WORK TO COMPLETE: Transcribe all the records with complete accuracy.

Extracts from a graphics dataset
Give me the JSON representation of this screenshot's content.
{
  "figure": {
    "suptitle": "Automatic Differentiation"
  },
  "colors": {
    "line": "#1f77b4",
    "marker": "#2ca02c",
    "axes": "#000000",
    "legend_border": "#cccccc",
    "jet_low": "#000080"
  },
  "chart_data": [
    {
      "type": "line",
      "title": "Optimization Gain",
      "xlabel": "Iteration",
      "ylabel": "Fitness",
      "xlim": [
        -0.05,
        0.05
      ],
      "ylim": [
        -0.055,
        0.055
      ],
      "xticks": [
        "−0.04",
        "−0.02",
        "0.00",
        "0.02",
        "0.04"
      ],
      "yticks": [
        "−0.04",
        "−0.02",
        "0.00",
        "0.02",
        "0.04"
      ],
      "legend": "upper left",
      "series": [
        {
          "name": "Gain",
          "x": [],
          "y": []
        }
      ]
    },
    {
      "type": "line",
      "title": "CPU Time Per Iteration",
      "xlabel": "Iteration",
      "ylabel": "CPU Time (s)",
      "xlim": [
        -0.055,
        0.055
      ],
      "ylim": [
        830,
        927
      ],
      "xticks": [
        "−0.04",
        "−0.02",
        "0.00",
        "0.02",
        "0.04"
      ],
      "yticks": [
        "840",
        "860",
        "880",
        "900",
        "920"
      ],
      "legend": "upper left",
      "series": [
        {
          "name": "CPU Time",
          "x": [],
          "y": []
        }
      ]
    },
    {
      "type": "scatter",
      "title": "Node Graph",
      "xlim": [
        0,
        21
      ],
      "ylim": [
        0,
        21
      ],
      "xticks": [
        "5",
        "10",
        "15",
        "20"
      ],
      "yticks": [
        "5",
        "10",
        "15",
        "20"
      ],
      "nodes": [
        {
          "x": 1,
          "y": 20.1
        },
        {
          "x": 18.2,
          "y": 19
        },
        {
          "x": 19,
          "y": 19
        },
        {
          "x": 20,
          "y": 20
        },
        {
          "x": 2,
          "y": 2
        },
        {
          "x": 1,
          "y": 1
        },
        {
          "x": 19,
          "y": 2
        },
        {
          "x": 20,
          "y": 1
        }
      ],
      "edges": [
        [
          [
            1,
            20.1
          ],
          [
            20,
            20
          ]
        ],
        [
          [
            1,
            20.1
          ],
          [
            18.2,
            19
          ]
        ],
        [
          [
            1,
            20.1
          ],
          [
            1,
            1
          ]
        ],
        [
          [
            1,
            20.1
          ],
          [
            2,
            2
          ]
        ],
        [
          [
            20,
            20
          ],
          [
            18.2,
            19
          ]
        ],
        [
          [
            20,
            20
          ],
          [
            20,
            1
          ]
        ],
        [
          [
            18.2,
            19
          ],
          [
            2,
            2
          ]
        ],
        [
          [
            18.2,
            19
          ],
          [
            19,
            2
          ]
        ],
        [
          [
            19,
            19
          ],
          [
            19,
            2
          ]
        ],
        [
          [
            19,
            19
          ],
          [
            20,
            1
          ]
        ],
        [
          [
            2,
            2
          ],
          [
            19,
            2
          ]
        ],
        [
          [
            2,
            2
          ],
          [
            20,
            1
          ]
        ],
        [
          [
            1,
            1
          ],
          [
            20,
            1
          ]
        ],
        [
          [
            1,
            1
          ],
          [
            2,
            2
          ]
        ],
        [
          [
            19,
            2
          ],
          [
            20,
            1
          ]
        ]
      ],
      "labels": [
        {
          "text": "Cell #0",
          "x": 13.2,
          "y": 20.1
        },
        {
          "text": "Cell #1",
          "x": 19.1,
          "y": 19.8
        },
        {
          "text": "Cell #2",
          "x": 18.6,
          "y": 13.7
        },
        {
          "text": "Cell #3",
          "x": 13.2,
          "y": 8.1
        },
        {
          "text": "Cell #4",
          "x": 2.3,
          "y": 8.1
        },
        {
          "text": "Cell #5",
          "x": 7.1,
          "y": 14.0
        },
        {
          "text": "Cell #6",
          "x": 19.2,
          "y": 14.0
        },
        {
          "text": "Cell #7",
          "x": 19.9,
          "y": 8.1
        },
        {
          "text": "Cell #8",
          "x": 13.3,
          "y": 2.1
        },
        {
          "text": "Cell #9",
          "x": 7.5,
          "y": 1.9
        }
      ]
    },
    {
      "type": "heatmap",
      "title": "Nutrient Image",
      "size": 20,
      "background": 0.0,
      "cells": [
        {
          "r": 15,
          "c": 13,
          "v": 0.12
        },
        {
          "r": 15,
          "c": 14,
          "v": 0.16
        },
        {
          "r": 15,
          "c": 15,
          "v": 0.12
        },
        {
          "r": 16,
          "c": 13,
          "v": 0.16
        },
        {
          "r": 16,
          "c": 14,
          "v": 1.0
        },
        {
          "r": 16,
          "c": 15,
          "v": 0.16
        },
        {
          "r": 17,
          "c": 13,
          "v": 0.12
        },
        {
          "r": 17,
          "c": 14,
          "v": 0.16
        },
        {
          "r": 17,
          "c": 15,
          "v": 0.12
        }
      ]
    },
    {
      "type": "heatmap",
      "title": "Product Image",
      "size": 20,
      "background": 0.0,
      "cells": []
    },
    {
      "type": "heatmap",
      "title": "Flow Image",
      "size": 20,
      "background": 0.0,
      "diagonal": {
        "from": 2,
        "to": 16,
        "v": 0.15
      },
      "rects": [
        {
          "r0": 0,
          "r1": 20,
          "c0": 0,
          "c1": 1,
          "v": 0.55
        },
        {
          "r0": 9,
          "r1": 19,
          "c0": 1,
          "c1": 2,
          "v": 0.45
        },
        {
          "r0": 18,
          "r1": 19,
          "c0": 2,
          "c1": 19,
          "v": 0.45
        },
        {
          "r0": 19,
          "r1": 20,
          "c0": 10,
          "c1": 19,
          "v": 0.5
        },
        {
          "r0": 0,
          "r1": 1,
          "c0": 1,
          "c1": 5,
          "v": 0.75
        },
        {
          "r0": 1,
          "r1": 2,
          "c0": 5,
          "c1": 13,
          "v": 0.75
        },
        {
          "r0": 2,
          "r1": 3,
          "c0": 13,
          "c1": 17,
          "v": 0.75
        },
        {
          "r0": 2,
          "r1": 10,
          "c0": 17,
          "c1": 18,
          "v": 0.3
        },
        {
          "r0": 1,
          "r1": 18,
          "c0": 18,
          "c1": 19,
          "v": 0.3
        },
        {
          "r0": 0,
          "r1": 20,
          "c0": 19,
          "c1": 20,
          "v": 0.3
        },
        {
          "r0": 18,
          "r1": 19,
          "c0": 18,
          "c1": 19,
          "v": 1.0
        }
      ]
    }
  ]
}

FINISHED ANSWER:
Give me the JSON representation of this screenshot's content.
{
  "figure": {
    "suptitle": "Automatic Differentiation"
  },
  "colors": {
    "line": "#1f77b4",
    "marker": "#2ca02c",
    "axes": "#000000",
    "legend_border": "#cccccc",
    "jet_low": "#000080"
  },
  "chart_data": [
    {
      "type": "line",
      "title": "Optimization Gain",
      "xlabel": "Iteration",
      "ylabel": "Fitness",
      "xlim": [
        -0.05,
        0.05
      ],
      "ylim": [
        -0.055,
        0.055
      ],
      "xticks": [
        "−0.04",
        "−0.02",
        "0.00",
        "0.02",
        "0.04"
      ],
      "yticks": [
        "−0.04",
        "−0.02",
        "0.00",
        "0.02",
        "0.04"
      ],
      "legend": "upper left",
      "series": [
        {
          "name": "Gain",
          "x": [],
          "y": []
        }
      ]
    },
    {
      "type": "line",
      "title": "CPU Time Per Iteration",
      "xlabel": "Iteration",
      "ylabel": "CPU Time (s)",
      "xlim": [
        -0.055,
        0.055
      ],
      "ylim": [
        830,
        927
      ],
      "xticks": [
        "−0.04",
        "−0.02",
        "0.00",
        "0.02",
        "0.04"
      ],
      "yticks": [
        "840",
        "860",
        "880",
        "900",
        "920"
      ],
      "legend": "upper left",
      "series": [
        {
          "name": "CPU Time",
          "x": [],
          "y": []
        }
      ]
    },
    {
      "type": "scatter",
      "title": "Node Graph",
      "xlim": [
        0,
        21
      ],
      "ylim": [
        0,
        21
      ],
      "xticks": [
        "5",
        "10",
        "15",
        "20"
      ],
      "yticks": [
        "5",
        "10",
        "15",
        "20"
      ],
      "nodes": [
        {
          "x": 1,
          "y": 20.1
        },
        {
          "x": 18.2,
          "y": 19
        },
        {
          "x": 19,
          "y": 19
        },
        {
          "x": 20,
          "y": 20
        },
        {
          "x": 2,
          "y": 2
        },
        {
          "x": 1,
          "y": 1
        },
        {
          "x": 19,
          "y": 2
        },
        {
          "x": 20,
          "y": 1
        }
      ],
      "edges": [
        [
          [
            1,
            20.1
          ],
          [
            20,
            20
          ]
        ],
        [
          [
            1,
            20.1
          ],
          [
            18.2,
            19
          ]
        ],
        [
          [
            1,
            20.1
          ],
          [
            1,
            1
          ]
        ],
        [
          [
            1,
            20.1
          ],
          [
            2,
            2
          ]
        ],
        [
          [
            20,
            20
          ],
          [
            18.2,
            19
          ]
        ],
        [
          [
            20,
            20
          ],
          [
            20,
            1
          ]
        ],
        [
          [
            18.2,
            19
          ],
          [
            2,
            2
          ]
        ],
        [
          [
            18.2,
            19
          ],
          [
            19,
            2
          ]
        ],
        [
          [
            19,
            19
          ],
          [
            19,
            2
          ]
        ],
        [
          [
            19,
            19
          ],
          [
            20,
            1
          ]
        ],
        [
          [
            2,
            2
          ],
          [
            19,
            2
          ]
        ],
        [
          [
            2,
            2
          ],
          [
            20,
            1
          ]
        ],
        [
          [
            1,
            1
          ],
          [
            20,
            1
          ]
        ],
        [
          [
            1,
            1
          ],
          [
            2,
            2
          ]
        ],
        [
          [
            19,
            2
          ],
          [
            20,
            1
          ]
        ]
      ],
      "labels": [
        {
          "text": "Cell #0",
          "x": 13.2,
          "y": 20.1
        },
        {
          "text": "Cell #1",
          "x": 19.1,
          "y": 19.8
        },
        {
          "text": "Cell #2",
          "x": 18.6,
          "y": 13.7
        },
        {
          "text": "Cell #3",
          "x": 13.2,
          "y": 8.1
        },
        {
          "text": "Cell #4",
          "x": 2.3,
          "y": 8.1
        },
        {
          "text": "Cell #5",
          "x": 7.1,
          "y": 14.0
        },
        {
          "text": "Cell #6",
          "x": 19.2,
          "y": 14.0
        },
        {
          "text": "Cell #7",
          "x": 19.9,
          "y": 8.1
        },
        {
          "text": "Cell #8",
          "x": 13.3,
          "y": 2.1
        },
        {
          "text": "Cell #9",
          "x": 7.5,
          "y": 1.9
        }
      ]
    },
    {
      "type": "heatmap",
      "title": "Nutrient Image",
      "size": 20,
      "background": 0.0,
      "cells": [
        {
          "r": 15,
          "c": 13,
          "v": 0.12
        },
        {
          "r": 15,
          "c": 14,
          "v": 0.16
        },
        {
          "r": 15,
          "c": 15,
          "v": 0.12
        },
        {
          "r": 16,
          "c": 13,
          "v": 0.16
        },
        {
          "r": 16,
          "c": 14,
          "v": 1.0
        },
        {
          "r": 16,
          "c": 15,
          "v": 0.16
        },
        {
          "r": 17,
          "c": 13,
          "v": 0.12
        },
        {
          "r": 17,
          "c": 14,
          "v": 0.16
        },
        {
          "r": 17,
          "c": 15,
          "v": 0.12
        }
      ]
    },
    {
      "type": "heatmap",
      "title": "Product Image",
      "size": 20,
      "background": 0.0,
      "cells": []
    },
    {
      "type": "heatmap",
      "title": "Flow Image",
      "size": 20,
      "background": 0.0,
      "diagonal": {
        "from": 2,
        "to": 16,
        "v": 0.15
      },
      "rects": [
        {
          "r0": 0,
          "r1": 20,
          "c0": 0,
          "c1": 1,
          "v": 0.55
        },
        {
          "r0": 9,
          "r1": 19,
          "c0": 1,
          "c1": 2,
          "v": 0.45
        },
        {
          "r0": 18,
          "r1": 19,
          "c0": 2,
          "c1": 19,
          "v": 0.45
        },
        {
          "r0": 19,
          "r1": 20,
          "c0": 10,
          "c1": 19,
          "v": 0.5
        },
        {
          "r0": 0,
          "r1": 1,
          "c0": 1,
          "c1": 5,
          "v": 0.75
        },
        {
          "r0": 1,
          "r1": 2,
          "c0": 5,
          "c1": 13,
          "v": 0.75
        },
        {
          "r0": 2,
          "r1": 3,
          "c0": 13,
          "c1": 17,
          "v": 0.75
        },
        {
          "r0": 2,
          "r1": 10,
          "c0": 17,
          "c1": 18,
          "v": 0.3
        },
        {
          "r0": 1,
          "r1": 18,
          "c0": 18,
          "c1": 19,
          "v": 0.3
        },
        {
          "r0": 0,
          "r1": 20,
          "c0": 19,
          "c1": 20,
          "v": 0.3
        },
        {
          "r0": 18,
          "r1": 19,
          "c0": 18,
          "c1": 19,
          "v": 1.0
        }
      ]
    }
  ]
}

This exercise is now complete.